From the entries that follow, extract each line holding the string "this".

★ ★ ★ ★ ★ ★ ★

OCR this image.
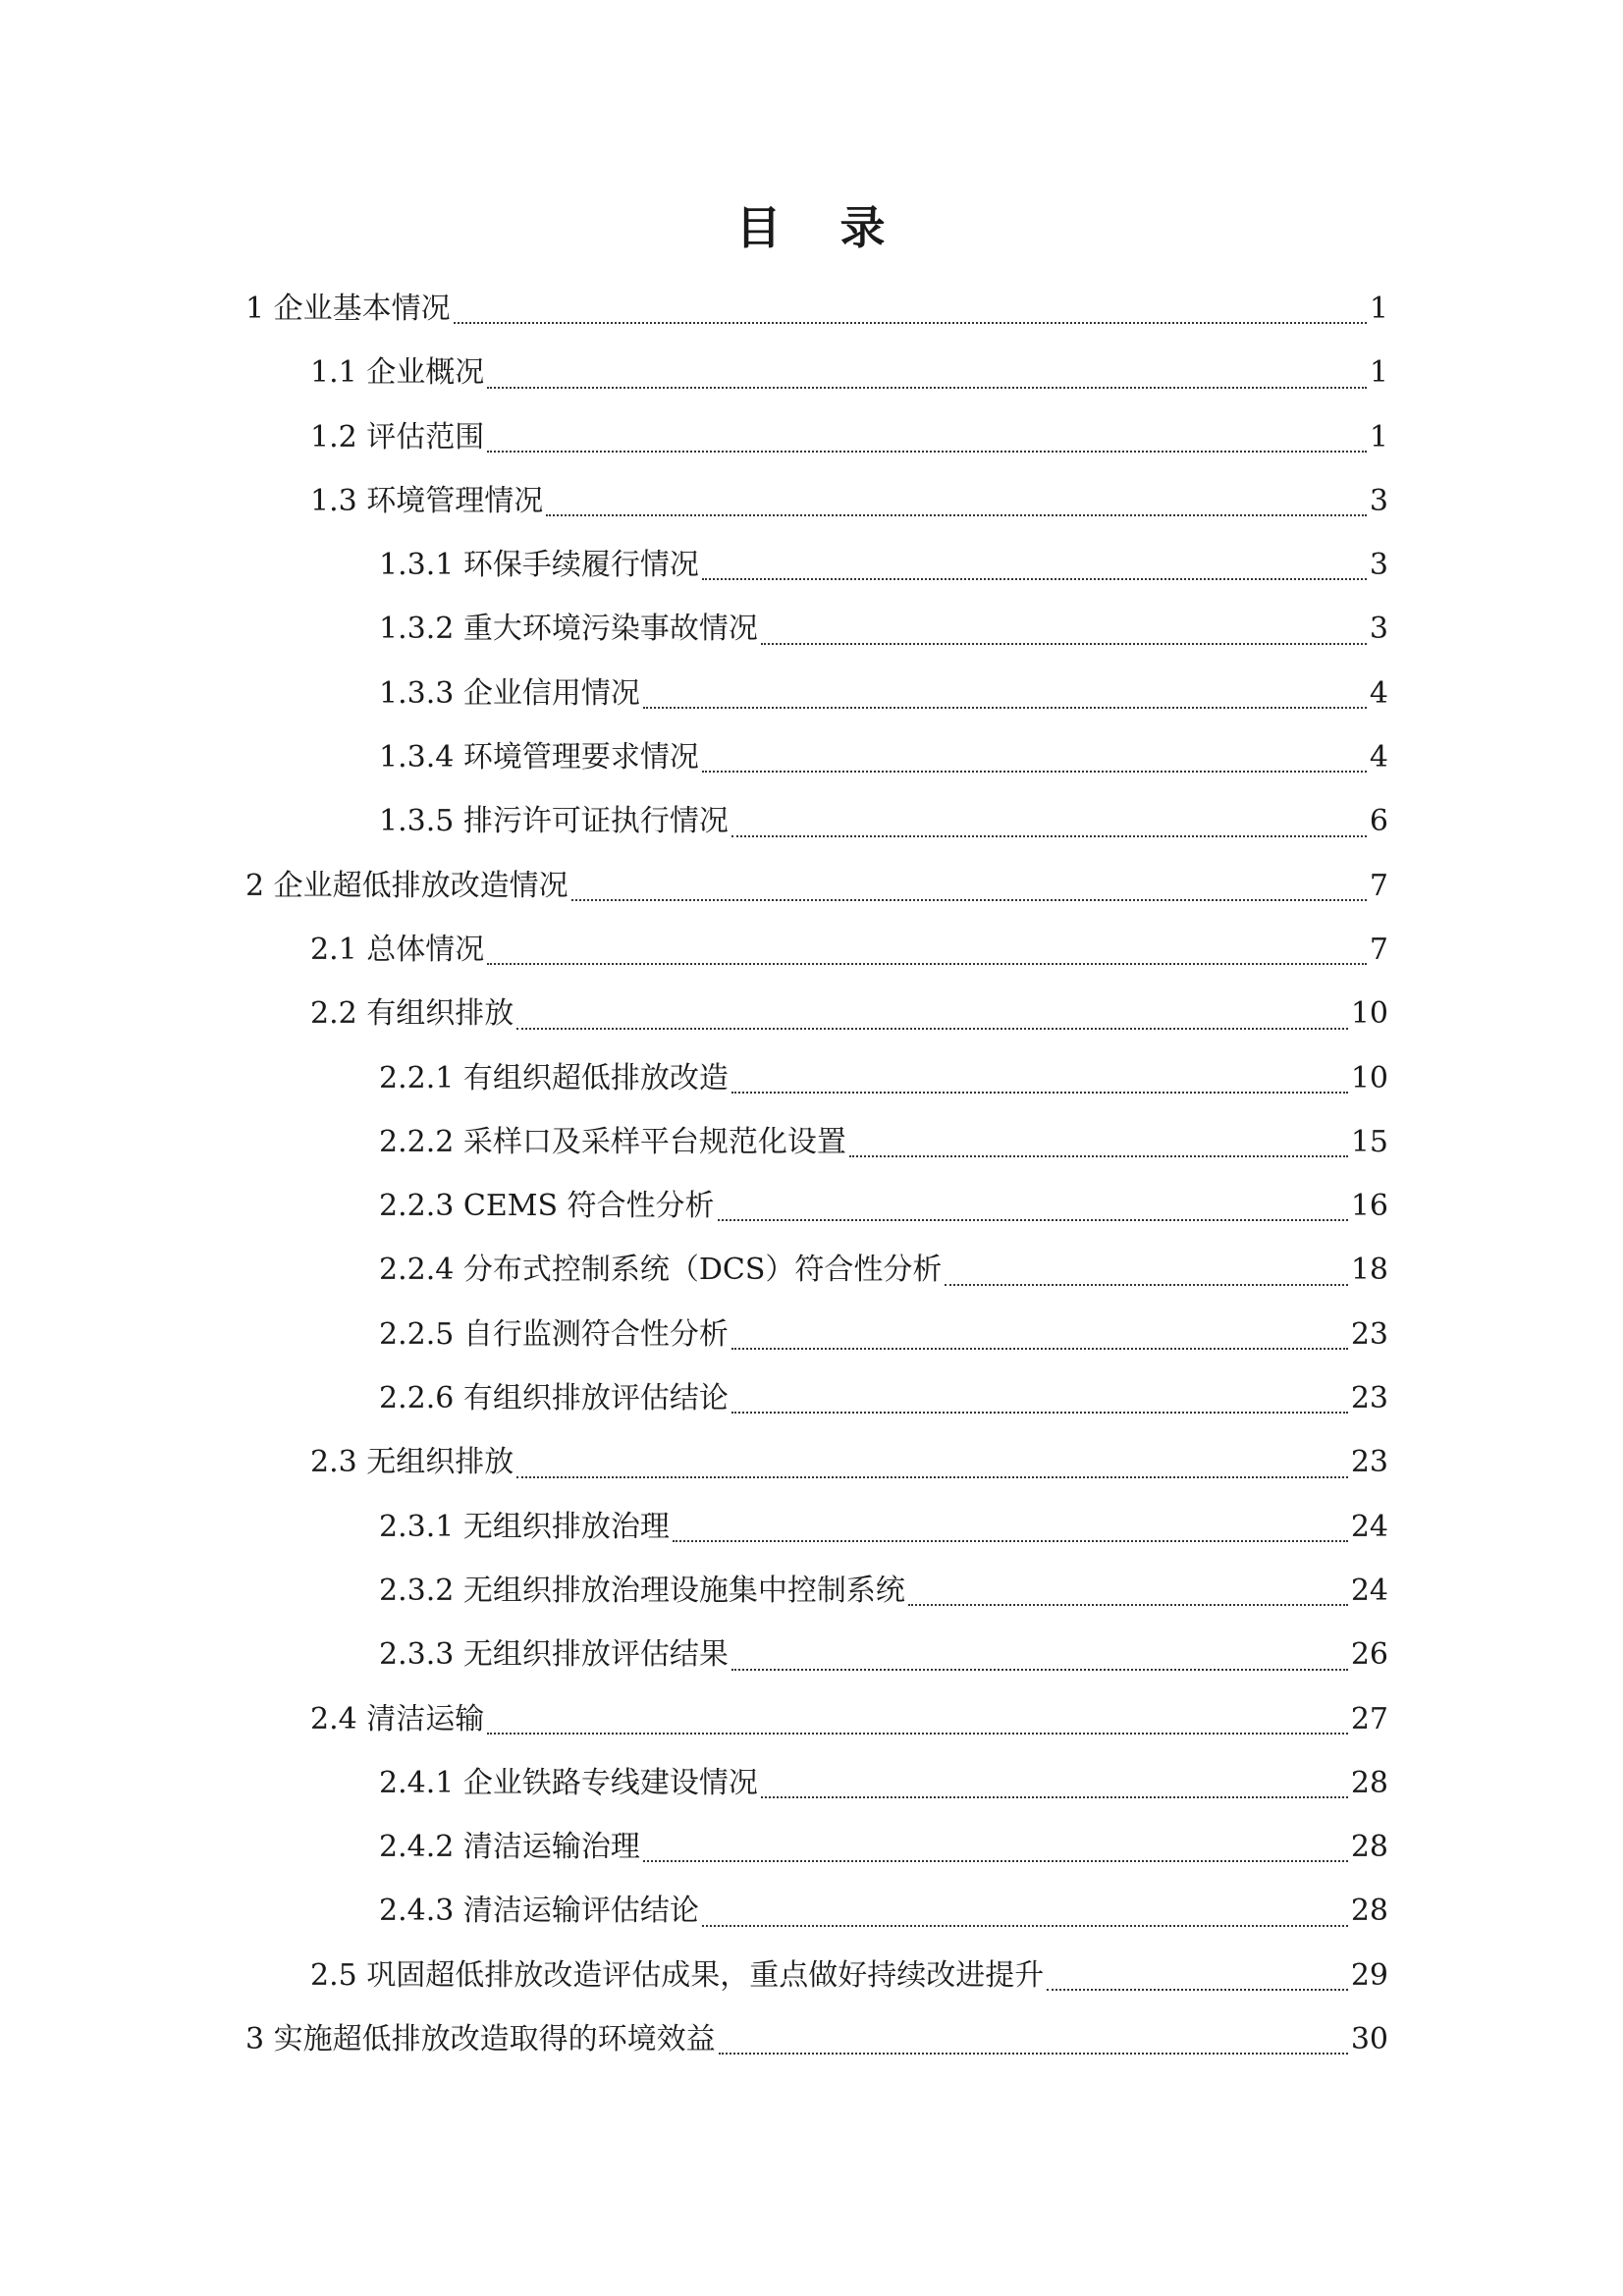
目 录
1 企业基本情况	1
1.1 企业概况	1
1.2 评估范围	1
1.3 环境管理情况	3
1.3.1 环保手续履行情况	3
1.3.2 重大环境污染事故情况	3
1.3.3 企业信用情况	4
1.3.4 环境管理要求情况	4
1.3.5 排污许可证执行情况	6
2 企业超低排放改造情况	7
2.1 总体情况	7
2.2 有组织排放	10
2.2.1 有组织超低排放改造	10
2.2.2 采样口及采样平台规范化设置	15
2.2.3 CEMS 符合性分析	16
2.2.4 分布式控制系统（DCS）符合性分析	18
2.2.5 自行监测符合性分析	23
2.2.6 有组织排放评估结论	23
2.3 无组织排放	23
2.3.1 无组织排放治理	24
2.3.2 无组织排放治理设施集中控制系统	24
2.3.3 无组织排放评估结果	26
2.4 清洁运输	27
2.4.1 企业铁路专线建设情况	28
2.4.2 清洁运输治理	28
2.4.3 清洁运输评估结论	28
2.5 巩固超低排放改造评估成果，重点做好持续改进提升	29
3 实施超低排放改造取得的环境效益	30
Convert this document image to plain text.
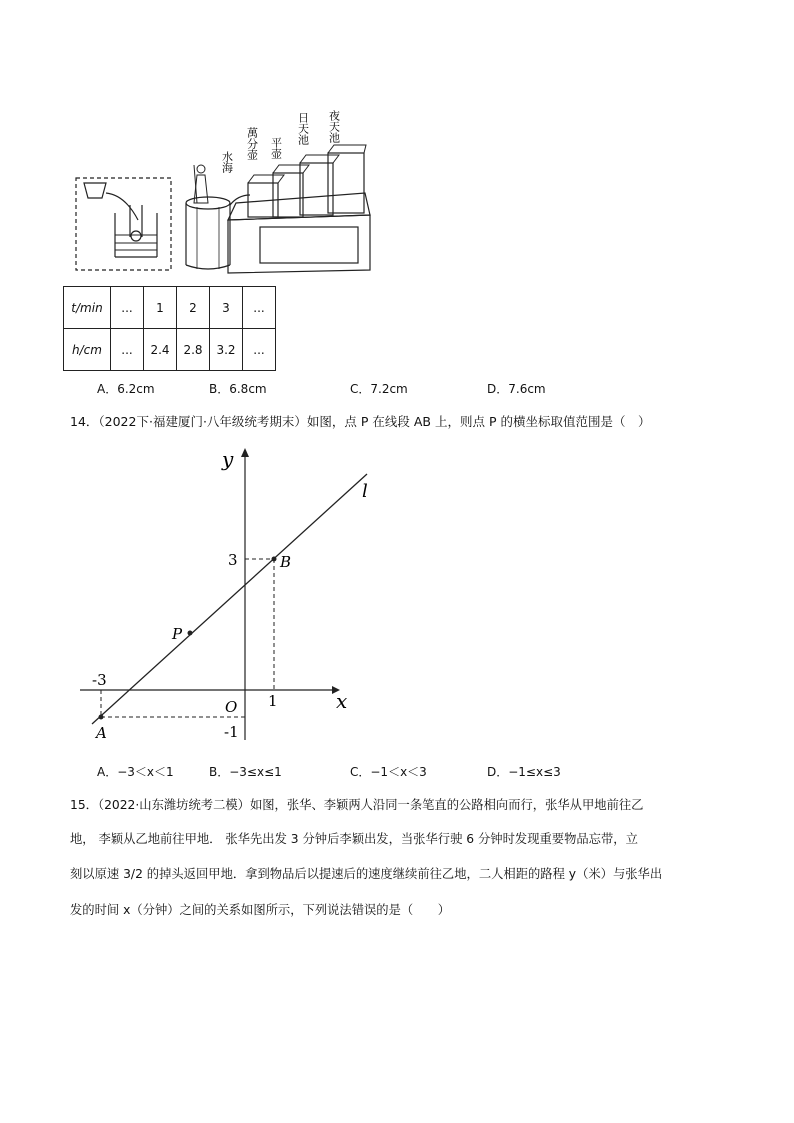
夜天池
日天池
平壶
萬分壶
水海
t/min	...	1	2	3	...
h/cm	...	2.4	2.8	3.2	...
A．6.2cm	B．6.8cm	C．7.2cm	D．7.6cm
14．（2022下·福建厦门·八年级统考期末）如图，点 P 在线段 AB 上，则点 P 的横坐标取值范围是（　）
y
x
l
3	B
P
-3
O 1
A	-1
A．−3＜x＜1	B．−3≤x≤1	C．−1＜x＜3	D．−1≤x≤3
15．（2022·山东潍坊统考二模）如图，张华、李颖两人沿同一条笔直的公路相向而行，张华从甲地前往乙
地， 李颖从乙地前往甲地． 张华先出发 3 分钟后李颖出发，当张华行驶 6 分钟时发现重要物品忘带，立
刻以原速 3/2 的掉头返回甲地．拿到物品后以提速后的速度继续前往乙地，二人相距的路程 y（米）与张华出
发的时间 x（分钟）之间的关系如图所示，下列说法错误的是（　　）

★ ★ ★ ★ ★ ★ ★

Exercise output:
OCR this image.
Convert this document image to plain text.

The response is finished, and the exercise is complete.